Stored rows:
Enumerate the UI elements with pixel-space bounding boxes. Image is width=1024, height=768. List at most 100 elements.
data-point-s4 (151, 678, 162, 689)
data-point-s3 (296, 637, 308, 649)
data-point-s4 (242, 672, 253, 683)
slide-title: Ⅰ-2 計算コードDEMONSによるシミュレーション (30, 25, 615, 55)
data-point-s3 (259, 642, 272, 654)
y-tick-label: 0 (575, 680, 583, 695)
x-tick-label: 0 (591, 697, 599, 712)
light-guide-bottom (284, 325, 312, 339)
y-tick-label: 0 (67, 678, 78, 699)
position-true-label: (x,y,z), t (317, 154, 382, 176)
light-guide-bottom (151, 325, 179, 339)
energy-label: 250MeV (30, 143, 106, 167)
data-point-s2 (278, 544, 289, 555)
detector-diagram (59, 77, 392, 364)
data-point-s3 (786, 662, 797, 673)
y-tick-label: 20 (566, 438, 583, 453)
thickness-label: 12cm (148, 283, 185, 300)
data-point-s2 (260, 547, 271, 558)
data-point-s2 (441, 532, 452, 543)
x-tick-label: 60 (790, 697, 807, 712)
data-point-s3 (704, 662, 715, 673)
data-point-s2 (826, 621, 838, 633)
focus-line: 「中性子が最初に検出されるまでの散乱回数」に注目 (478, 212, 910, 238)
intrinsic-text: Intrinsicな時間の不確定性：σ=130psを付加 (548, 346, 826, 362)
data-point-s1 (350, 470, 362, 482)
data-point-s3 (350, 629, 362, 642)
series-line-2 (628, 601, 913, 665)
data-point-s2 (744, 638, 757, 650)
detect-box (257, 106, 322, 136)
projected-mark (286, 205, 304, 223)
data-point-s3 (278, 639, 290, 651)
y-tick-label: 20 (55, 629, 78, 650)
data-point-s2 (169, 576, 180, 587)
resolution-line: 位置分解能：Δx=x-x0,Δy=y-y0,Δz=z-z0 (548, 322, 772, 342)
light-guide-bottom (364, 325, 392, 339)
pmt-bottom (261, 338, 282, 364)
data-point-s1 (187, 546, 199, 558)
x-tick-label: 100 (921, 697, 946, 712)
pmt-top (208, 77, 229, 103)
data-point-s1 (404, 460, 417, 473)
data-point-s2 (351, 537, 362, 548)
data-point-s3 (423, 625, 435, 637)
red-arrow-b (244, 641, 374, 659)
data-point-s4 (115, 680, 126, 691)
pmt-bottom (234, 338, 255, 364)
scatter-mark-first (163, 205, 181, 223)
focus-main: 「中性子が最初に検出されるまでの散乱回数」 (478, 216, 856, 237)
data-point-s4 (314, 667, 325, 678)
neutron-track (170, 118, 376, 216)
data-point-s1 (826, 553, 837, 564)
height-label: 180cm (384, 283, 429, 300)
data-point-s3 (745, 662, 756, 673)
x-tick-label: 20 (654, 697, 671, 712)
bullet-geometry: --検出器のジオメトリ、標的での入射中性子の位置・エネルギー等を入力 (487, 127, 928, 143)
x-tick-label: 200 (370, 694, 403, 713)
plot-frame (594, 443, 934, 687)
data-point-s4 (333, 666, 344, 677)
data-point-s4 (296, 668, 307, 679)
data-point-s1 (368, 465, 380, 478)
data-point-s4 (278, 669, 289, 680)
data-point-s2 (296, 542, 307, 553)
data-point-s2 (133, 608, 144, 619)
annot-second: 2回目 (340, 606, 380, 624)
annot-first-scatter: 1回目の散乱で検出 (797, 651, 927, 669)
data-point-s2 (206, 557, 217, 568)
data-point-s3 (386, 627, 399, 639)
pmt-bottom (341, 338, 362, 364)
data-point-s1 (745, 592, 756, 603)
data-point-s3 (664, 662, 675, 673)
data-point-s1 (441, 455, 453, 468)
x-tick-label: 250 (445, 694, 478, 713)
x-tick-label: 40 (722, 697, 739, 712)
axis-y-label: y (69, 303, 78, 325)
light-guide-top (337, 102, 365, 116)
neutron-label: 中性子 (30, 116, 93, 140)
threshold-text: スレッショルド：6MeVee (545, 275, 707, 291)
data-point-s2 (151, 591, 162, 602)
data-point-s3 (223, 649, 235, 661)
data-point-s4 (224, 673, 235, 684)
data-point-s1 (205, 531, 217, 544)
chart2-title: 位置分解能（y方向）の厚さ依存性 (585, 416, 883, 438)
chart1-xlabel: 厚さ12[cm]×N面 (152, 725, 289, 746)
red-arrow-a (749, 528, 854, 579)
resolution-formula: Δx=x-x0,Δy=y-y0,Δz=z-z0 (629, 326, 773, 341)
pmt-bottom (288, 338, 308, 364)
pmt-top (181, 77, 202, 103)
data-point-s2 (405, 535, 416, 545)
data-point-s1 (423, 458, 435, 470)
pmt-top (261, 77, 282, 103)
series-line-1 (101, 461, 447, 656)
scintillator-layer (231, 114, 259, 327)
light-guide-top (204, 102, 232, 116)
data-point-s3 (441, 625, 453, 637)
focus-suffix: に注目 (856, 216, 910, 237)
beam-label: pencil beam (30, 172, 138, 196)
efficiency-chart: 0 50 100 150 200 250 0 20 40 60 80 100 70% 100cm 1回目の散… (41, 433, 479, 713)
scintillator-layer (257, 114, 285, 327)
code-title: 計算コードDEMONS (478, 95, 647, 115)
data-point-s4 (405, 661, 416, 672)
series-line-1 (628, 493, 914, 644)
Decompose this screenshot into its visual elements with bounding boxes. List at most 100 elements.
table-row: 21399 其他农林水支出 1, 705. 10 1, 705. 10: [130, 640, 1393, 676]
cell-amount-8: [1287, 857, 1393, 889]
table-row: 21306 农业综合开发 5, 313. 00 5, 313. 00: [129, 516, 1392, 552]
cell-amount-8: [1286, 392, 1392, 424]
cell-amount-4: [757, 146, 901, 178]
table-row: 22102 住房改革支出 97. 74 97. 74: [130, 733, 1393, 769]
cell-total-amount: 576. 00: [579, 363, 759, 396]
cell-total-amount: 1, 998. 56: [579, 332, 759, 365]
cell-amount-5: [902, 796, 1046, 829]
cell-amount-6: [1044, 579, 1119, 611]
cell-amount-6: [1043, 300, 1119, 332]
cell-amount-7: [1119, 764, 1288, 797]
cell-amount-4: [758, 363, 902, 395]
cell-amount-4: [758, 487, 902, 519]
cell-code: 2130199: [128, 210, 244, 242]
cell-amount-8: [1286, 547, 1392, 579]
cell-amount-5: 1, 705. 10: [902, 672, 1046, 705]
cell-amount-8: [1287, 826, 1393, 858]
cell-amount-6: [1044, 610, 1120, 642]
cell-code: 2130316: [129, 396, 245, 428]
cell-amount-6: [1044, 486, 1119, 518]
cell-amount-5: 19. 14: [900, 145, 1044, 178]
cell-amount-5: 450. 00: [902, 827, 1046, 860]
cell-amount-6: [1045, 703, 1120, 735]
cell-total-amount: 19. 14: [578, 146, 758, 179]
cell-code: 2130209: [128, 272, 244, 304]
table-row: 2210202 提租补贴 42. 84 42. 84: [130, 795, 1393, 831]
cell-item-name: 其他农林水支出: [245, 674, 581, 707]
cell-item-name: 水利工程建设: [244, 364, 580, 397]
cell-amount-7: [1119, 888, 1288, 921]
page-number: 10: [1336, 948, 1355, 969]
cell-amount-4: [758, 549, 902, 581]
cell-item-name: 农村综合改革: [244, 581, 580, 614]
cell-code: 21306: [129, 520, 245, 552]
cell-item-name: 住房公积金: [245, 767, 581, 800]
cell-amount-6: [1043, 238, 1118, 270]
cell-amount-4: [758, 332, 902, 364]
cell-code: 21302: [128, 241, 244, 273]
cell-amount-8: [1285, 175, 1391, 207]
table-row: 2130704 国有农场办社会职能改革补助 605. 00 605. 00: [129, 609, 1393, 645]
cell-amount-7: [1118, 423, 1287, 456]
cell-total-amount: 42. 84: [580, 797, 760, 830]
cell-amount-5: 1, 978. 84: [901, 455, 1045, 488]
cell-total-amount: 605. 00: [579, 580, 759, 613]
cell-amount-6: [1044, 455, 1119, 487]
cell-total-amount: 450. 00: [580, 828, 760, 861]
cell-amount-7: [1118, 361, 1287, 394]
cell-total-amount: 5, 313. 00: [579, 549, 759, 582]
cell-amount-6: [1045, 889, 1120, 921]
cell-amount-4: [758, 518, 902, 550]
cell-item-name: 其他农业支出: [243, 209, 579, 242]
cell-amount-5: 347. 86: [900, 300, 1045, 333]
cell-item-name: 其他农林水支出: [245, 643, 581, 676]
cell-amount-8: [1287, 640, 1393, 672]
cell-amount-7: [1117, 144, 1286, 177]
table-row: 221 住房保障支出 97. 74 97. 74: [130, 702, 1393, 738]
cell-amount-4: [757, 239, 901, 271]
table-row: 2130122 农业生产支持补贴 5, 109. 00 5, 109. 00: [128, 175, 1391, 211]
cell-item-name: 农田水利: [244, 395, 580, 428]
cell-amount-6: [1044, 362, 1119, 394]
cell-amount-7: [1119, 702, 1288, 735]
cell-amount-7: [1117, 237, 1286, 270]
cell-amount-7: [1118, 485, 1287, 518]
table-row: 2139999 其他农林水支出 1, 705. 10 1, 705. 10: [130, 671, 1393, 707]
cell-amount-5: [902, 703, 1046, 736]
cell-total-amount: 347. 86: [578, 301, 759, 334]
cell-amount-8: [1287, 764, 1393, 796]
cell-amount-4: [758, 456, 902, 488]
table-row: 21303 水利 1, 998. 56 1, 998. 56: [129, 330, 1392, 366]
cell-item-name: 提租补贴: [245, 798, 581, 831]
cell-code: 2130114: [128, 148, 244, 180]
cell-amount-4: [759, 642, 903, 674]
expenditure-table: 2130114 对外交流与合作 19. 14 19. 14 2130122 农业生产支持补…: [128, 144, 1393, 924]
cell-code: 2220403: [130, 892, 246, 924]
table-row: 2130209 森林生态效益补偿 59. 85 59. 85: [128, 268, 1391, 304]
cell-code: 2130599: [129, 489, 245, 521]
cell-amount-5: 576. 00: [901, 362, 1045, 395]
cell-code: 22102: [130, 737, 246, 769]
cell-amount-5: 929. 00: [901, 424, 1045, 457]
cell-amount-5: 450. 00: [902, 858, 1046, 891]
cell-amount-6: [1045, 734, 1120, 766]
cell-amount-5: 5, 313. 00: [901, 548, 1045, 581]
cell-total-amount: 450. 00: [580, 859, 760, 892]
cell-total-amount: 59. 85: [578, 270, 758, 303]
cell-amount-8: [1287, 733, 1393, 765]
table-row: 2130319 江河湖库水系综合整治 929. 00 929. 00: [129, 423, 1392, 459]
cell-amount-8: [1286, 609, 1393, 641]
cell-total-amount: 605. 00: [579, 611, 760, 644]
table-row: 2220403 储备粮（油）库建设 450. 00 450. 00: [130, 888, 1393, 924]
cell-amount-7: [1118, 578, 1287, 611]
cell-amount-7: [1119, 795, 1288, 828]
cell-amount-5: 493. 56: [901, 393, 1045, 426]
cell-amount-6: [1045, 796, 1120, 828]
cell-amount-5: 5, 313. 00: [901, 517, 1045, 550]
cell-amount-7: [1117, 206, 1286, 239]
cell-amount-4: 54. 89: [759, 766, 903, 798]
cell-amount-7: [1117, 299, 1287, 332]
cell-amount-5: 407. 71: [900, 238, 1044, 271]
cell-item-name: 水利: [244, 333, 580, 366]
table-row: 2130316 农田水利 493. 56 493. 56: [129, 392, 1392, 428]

Prompt:
Starting at the top of the listing and ending with the line that contains "data-point-s3 (278, 639, 290, 651)", write those lines out again with "light-guide-bottom" changed to "light-guide-lower" and nothing else altered.

Solution for this exercise:
Enumerate the UI elements with pixel-space bounding boxes. Image is width=1024, height=768. List at most 100 elements.
data-point-s4 (151, 678, 162, 689)
data-point-s3 (296, 637, 308, 649)
data-point-s4 (242, 672, 253, 683)
slide-title: Ⅰ-2 計算コードDEMONSによるシミュレーション (30, 25, 615, 55)
data-point-s3 (259, 642, 272, 654)
y-tick-label: 0 (575, 680, 583, 695)
x-tick-label: 0 (591, 697, 599, 712)
light-guide-lower (284, 325, 312, 339)
y-tick-label: 0 (67, 678, 78, 699)
position-true-label: (x,y,z), t (317, 154, 382, 176)
light-guide-lower (151, 325, 179, 339)
energy-label: 250MeV (30, 143, 106, 167)
data-point-s2 (278, 544, 289, 555)
detector-diagram (59, 77, 392, 364)
data-point-s3 (786, 662, 797, 673)
y-tick-label: 20 (566, 438, 583, 453)
thickness-label: 12cm (148, 283, 185, 300)
data-point-s2 (260, 547, 271, 558)
data-point-s2 (441, 532, 452, 543)
x-tick-label: 60 (790, 697, 807, 712)
data-point-s3 (704, 662, 715, 673)
data-point-s2 (826, 621, 838, 633)
focus-line: 「中性子が最初に検出されるまでの散乱回数」に注目 (478, 212, 910, 238)
intrinsic-text: Intrinsicな時間の不確定性：σ=130psを付加 (548, 346, 826, 362)
data-point-s1 (350, 470, 362, 482)
data-point-s3 (350, 629, 362, 642)
series-line-2 (628, 601, 913, 665)
data-point-s2 (744, 638, 757, 650)
detect-box (257, 106, 322, 136)
projected-mark (286, 205, 304, 223)
data-point-s3 (278, 639, 290, 651)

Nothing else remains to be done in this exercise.